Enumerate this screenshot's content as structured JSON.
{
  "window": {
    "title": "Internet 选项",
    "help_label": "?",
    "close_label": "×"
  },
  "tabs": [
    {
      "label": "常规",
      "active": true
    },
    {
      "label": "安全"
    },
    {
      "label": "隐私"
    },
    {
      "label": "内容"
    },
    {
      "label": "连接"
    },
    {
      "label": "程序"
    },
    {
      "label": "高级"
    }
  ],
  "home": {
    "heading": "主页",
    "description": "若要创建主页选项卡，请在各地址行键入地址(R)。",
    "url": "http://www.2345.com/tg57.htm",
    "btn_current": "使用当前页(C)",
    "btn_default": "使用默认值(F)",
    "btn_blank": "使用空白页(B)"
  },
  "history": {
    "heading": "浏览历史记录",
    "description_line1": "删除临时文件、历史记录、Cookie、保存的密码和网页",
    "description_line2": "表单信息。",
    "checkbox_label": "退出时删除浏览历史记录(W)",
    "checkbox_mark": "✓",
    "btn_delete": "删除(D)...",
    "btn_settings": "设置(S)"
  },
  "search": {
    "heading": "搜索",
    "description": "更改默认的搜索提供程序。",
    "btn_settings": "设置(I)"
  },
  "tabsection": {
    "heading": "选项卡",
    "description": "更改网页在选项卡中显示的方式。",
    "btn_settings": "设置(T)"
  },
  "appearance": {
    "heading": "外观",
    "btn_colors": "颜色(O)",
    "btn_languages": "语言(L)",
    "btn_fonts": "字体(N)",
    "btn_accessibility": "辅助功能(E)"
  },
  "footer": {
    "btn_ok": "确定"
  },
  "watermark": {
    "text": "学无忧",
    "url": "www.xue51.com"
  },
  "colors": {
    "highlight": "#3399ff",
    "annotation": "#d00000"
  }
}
------------------------------------------------------------------------
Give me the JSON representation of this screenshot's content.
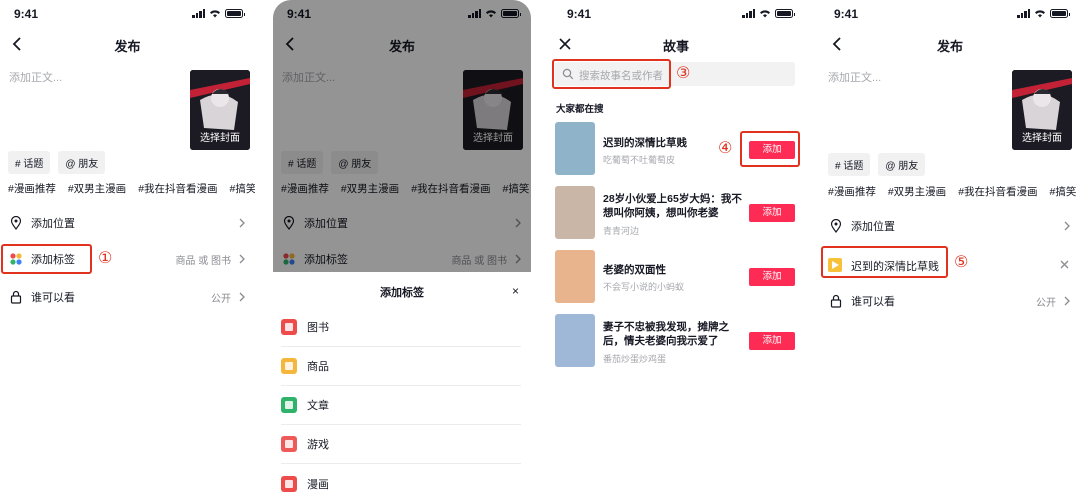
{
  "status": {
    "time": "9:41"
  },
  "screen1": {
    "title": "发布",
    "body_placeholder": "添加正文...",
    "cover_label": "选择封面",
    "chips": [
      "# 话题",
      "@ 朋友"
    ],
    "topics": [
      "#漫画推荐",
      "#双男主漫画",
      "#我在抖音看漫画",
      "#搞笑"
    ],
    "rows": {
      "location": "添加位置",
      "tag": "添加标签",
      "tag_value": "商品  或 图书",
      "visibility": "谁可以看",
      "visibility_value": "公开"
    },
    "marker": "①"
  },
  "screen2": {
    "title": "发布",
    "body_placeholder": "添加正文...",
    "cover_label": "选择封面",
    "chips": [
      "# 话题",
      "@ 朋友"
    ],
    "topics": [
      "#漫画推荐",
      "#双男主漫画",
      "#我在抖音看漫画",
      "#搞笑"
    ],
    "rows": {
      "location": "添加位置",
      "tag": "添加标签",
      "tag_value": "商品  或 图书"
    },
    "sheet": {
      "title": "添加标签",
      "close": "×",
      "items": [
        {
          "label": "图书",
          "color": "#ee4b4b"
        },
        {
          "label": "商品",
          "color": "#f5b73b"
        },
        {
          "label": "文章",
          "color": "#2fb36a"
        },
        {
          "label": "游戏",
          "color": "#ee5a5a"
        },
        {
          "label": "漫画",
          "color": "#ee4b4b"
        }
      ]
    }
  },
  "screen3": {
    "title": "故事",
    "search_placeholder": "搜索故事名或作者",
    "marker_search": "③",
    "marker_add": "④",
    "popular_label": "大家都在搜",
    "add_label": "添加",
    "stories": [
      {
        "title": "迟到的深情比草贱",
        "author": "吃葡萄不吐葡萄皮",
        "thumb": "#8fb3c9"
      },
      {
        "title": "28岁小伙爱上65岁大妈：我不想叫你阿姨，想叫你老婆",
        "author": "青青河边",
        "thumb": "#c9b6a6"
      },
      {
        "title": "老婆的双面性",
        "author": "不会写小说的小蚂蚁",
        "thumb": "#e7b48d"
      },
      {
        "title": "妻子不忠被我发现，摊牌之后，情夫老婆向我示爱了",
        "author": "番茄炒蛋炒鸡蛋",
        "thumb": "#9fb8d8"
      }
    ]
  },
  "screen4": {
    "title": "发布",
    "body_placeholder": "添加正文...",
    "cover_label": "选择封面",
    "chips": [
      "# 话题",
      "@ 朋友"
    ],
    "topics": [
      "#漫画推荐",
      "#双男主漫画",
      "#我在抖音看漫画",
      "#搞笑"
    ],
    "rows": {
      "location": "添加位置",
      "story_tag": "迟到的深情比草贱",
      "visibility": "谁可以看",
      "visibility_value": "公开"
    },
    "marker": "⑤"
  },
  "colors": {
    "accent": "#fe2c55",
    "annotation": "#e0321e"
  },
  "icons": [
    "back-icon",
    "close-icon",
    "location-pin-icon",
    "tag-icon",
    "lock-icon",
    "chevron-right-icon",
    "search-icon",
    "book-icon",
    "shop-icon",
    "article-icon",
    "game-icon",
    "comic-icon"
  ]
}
------------------------------------------------------------------------
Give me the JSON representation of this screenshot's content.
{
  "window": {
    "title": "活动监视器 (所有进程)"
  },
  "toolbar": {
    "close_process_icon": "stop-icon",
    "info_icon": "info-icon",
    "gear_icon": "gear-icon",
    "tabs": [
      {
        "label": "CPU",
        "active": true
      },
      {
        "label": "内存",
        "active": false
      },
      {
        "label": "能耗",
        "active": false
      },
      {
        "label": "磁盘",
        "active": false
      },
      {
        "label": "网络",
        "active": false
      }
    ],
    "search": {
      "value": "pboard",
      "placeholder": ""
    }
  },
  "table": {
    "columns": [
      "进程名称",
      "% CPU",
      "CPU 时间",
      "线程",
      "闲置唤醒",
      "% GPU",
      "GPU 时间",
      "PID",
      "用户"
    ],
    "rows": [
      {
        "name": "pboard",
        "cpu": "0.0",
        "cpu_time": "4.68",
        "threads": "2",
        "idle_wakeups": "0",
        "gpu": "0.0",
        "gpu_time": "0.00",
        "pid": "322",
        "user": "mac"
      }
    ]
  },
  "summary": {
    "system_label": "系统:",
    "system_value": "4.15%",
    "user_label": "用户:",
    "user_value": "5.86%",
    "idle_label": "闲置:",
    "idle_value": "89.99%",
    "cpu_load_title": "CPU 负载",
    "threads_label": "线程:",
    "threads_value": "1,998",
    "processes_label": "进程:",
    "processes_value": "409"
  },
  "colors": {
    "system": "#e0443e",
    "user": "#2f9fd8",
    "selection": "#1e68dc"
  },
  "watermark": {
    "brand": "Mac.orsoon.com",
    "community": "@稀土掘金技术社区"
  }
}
------------------------------------------------------------------------
Go through the records and show every line with the string "heading" in it.

[Result of the task]
    "heading": "主页",
    "heading": "浏览历史记录",
    "heading": "搜索",
    "heading": "选项卡",
    "heading": "外观",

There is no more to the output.